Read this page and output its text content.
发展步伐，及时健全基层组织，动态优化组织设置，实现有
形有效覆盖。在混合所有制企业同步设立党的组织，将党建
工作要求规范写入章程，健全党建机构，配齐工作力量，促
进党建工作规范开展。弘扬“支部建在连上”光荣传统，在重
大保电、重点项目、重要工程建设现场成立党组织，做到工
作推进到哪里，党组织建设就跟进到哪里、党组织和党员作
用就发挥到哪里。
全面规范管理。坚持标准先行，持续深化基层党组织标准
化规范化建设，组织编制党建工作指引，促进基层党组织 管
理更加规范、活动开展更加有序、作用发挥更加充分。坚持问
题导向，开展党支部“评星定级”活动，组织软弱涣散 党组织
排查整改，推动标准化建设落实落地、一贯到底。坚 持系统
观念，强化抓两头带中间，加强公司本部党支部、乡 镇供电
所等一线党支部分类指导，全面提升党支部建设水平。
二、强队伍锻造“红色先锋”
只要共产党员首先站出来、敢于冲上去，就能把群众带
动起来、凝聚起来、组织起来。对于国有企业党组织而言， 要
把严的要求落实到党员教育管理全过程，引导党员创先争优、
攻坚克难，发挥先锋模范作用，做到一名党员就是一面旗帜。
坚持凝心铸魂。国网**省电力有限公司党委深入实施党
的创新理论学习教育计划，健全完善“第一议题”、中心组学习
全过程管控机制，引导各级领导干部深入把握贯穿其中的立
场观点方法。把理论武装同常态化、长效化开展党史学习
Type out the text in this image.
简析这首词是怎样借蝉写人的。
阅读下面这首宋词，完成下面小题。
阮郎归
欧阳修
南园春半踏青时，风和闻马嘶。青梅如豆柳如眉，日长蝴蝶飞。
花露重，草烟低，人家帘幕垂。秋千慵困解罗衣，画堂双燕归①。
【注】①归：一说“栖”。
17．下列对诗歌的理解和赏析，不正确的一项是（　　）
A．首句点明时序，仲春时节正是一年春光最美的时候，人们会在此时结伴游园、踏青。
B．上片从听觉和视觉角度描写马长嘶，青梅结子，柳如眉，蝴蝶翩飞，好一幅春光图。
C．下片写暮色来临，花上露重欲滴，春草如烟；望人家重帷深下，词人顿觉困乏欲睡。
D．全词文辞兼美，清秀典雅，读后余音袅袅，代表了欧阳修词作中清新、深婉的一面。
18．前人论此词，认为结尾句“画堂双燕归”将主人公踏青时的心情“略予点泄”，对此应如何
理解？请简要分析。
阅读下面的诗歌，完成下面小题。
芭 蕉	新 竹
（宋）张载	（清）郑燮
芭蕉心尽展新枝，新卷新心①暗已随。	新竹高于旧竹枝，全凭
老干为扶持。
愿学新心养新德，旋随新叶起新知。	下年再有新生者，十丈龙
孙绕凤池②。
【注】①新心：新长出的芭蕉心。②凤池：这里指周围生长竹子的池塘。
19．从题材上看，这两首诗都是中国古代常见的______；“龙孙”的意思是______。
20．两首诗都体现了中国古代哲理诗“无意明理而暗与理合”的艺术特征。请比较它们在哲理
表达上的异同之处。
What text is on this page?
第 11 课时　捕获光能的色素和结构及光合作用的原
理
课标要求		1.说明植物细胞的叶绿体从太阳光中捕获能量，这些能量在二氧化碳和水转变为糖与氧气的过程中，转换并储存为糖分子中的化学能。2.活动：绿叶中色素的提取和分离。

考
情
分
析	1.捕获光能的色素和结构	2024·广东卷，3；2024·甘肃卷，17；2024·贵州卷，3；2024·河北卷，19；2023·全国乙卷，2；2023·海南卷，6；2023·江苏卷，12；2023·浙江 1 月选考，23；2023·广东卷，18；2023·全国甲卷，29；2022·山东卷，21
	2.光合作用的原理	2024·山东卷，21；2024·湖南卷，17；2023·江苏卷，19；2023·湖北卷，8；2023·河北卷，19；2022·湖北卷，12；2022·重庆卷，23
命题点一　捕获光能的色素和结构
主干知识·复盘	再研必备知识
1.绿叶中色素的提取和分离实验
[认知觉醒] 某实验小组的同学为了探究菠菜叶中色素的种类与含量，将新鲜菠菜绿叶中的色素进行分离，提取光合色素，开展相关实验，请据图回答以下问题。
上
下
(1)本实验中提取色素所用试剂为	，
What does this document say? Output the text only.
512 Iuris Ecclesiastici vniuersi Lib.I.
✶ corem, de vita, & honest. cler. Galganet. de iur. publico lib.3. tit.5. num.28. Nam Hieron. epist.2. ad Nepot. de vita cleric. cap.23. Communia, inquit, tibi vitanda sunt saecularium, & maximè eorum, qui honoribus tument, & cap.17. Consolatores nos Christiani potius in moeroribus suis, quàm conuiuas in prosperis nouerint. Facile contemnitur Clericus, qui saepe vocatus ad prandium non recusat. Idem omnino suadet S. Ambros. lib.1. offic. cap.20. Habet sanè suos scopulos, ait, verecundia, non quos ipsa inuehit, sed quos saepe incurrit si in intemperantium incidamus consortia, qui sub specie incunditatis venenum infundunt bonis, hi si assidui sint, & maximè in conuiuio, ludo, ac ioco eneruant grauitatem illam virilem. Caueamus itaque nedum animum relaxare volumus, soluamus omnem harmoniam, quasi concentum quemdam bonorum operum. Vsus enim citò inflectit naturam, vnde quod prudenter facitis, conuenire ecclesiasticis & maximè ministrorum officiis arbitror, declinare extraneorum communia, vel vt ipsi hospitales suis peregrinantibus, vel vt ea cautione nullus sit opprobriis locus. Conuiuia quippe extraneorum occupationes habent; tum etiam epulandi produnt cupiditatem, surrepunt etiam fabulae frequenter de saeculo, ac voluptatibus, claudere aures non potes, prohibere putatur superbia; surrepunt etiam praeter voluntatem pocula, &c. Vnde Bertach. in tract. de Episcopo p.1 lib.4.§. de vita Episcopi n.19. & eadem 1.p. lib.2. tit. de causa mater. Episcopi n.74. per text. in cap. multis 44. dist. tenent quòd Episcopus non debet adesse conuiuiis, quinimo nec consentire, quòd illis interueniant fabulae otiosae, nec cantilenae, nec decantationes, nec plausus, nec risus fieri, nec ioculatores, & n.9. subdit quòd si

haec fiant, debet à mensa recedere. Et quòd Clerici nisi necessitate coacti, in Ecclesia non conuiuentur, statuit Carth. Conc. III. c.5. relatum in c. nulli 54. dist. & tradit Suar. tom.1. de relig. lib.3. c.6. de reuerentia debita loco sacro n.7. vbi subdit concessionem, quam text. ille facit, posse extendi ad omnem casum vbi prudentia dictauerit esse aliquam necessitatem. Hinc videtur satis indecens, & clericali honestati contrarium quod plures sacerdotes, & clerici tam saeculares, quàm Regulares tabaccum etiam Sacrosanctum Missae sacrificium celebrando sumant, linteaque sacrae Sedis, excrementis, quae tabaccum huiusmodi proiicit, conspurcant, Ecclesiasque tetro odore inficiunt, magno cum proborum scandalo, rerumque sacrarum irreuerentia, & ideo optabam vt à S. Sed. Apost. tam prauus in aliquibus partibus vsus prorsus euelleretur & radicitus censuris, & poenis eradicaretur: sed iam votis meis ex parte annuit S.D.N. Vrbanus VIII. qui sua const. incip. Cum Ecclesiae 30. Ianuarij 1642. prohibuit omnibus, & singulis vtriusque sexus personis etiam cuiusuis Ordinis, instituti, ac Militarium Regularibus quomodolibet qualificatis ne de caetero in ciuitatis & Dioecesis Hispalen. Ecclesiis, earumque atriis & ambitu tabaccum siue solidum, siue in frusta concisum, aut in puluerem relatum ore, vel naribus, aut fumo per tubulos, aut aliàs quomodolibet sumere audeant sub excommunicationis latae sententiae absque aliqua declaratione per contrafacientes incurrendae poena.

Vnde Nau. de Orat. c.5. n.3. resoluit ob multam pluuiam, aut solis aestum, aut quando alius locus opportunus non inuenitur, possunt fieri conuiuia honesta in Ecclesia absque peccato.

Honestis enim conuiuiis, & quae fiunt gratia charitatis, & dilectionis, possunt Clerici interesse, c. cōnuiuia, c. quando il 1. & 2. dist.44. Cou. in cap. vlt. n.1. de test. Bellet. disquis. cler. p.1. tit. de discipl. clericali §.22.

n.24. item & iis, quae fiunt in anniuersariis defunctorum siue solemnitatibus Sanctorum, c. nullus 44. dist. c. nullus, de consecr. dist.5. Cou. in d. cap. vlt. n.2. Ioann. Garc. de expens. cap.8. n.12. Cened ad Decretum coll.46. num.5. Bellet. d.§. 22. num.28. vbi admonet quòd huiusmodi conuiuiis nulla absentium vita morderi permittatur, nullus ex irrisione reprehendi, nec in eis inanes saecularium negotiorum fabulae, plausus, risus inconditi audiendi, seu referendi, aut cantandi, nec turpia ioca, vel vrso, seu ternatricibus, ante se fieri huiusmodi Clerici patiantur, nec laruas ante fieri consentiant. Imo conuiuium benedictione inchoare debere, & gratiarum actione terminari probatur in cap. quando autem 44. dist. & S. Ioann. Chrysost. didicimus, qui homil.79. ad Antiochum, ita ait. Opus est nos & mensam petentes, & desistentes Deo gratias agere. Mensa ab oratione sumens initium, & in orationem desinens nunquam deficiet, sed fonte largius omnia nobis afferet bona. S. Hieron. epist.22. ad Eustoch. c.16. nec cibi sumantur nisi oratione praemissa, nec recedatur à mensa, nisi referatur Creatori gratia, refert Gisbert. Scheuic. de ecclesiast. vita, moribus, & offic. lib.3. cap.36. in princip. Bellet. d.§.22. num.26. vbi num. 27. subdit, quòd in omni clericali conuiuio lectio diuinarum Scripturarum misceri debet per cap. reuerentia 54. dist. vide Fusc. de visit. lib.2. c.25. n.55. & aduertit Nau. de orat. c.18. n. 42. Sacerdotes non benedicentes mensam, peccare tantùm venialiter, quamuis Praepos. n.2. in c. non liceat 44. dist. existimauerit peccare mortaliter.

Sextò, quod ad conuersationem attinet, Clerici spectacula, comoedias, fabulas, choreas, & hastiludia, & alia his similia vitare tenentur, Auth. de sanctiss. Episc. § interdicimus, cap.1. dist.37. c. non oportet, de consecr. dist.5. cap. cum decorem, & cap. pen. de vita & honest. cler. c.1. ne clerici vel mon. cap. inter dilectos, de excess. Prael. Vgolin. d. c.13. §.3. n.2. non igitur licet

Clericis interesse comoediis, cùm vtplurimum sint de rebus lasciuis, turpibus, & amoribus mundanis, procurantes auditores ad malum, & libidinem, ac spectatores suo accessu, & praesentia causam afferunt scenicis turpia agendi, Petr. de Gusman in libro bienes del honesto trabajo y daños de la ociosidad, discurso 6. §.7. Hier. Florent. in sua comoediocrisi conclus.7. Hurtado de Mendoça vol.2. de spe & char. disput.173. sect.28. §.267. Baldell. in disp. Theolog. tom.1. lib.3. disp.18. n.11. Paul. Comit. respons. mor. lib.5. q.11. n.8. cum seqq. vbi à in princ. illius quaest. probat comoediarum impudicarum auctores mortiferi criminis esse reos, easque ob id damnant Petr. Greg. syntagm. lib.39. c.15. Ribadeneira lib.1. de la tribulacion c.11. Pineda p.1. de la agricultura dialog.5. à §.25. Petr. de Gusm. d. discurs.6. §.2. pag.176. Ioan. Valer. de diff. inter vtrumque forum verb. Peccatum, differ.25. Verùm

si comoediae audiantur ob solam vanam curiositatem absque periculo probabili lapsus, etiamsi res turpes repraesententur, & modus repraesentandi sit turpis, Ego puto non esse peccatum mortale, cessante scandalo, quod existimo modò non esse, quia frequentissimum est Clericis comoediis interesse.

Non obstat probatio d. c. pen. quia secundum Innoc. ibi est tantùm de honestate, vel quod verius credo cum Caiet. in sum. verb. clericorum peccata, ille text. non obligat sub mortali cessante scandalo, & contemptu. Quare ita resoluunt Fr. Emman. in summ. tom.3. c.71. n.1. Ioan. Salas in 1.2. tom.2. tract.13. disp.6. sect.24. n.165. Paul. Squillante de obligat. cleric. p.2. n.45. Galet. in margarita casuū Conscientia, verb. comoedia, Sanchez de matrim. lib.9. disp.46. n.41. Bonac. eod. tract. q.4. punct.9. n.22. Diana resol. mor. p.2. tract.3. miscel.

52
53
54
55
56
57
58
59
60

□ □ □ □

### [Short exercise]
The word "this" may appear on some lines of these records; state how many such lines there are, and nothing else.

### [Output of the exercise]
4